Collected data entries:
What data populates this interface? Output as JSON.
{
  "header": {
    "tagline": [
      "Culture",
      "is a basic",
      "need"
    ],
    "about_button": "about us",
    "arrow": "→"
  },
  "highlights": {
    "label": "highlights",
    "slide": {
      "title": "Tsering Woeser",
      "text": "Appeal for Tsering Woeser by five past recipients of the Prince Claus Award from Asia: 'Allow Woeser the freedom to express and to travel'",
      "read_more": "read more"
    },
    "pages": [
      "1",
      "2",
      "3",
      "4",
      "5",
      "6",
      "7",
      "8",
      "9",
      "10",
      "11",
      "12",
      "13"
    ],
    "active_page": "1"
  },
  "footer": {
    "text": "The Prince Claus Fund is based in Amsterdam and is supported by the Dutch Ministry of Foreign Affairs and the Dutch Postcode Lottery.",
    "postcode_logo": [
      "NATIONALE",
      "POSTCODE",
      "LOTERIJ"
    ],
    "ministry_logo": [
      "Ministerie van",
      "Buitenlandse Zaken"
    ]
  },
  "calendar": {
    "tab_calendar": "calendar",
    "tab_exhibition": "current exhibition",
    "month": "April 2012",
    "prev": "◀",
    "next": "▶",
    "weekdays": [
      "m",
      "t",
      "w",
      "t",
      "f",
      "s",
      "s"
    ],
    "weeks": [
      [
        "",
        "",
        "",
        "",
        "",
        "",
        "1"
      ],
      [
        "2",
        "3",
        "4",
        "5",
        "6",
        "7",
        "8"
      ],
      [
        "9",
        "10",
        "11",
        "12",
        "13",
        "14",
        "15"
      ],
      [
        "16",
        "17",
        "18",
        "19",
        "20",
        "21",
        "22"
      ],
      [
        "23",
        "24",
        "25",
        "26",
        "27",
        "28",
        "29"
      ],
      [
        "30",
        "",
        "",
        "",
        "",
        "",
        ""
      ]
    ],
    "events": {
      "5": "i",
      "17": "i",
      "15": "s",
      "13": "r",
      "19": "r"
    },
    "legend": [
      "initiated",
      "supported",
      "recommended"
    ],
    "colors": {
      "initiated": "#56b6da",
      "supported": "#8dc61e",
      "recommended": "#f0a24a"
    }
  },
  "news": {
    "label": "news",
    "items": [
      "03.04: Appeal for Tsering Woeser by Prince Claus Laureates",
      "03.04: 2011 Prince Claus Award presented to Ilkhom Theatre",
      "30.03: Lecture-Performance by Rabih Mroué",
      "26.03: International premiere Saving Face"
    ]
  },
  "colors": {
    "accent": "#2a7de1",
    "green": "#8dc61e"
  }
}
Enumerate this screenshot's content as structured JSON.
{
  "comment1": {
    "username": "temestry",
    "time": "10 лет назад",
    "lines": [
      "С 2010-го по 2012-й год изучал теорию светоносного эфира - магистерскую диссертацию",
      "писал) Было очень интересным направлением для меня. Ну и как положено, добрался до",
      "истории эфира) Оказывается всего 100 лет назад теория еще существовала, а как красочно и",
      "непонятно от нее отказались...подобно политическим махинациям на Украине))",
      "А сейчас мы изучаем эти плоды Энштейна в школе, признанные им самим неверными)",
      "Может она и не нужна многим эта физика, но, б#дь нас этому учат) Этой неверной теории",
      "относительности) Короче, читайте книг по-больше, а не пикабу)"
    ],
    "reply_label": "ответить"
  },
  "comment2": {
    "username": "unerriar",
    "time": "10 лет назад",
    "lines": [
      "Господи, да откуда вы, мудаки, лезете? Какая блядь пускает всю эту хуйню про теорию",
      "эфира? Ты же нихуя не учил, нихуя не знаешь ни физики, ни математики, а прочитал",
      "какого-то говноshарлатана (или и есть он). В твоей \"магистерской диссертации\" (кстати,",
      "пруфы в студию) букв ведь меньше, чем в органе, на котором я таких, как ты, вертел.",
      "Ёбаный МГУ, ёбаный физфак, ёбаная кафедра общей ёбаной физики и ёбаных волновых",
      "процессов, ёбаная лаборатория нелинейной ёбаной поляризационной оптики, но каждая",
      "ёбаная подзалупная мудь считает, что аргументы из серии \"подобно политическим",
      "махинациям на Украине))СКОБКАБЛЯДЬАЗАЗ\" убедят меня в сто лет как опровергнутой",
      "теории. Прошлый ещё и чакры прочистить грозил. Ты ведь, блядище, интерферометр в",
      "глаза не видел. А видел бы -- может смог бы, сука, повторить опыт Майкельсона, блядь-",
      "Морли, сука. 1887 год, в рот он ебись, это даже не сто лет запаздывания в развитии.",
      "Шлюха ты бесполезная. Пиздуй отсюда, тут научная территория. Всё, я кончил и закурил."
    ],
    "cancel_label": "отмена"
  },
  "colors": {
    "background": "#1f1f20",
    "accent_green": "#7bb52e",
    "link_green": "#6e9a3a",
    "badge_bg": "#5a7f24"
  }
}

Problem:
The lines to collect are those holding the string "махинациям"; copy them all.

Solution for this exercise:
      "непонятно от нее отказались...подобно политическим махинациям на Украине))",
      "махинациям на Украине))СКОБКАБЛЯДЬАЗАЗ\" убедят меня в сто лет как опровергнутой",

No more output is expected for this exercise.